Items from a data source
┄┄┄┄┄┄┄┄┄┄┄┄┄┄┄┄┄┄┄┄
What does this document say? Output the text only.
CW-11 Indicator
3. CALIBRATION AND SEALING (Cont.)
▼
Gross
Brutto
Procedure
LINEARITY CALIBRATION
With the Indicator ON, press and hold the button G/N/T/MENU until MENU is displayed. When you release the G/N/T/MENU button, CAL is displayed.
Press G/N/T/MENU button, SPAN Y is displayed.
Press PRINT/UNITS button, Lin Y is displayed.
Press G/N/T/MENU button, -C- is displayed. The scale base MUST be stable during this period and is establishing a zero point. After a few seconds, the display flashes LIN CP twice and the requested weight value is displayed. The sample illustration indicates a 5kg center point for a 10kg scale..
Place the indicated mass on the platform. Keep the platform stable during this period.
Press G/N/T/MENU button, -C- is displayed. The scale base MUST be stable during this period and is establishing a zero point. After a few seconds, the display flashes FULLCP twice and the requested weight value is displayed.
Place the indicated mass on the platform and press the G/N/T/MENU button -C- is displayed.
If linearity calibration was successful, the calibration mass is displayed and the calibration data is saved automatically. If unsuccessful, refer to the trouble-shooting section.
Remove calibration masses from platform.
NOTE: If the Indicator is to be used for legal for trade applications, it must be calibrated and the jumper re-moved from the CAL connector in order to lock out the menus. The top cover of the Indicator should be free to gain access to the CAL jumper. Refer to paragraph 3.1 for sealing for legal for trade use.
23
┄┄┄┄┄┄┄┄┄┄┄┄┄┄┄┄┄┄┄┄
- TASK REQUIREMENTS -
Print the material above once more, exactly.

- TASK RESULT -
What does this document say? Output the text only.
CW-11 Indicator
3. CALIBRATION AND SEALING (Cont.)
▼
Gross
Brutto
Procedure
LINEARITY CALIBRATION
With the Indicator ON, press and hold the button G/N/T/MENU until MENU is displayed. When you release the G/N/T/MENU button, CAL is displayed.
Press G/N/T/MENU button, SPAN Y is displayed.
Press PRINT/UNITS button, Lin Y is displayed.
Press G/N/T/MENU button, -C- is displayed. The scale base MUST be stable during this period and is establishing a zero point. After a few seconds, the display flashes LIN CP twice and the requested weight value is displayed. The sample illustration indicates a 5kg center point for a 10kg scale..
Place the indicated mass on the platform. Keep the platform stable during this period.
Press G/N/T/MENU button, -C- is displayed. The scale base MUST be stable during this period and is establishing a zero point. After a few seconds, the display flashes FULLCP twice and the requested weight value is displayed.
Place the indicated mass on the platform and press the G/N/T/MENU button -C- is displayed.
If linearity calibration was successful, the calibration mass is displayed and the calibration data is saved automatically. If unsuccessful, refer to the trouble-shooting section.
Remove calibration masses from platform.
NOTE: If the Indicator is to be used for legal for trade applications, it must be calibrated and the jumper re-moved from the CAL connector in order to lock out the menus. The top cover of the Indicator should be free to gain access to the CAL jumper. Refer to paragraph 3.1 for sealing for legal for trade use.
23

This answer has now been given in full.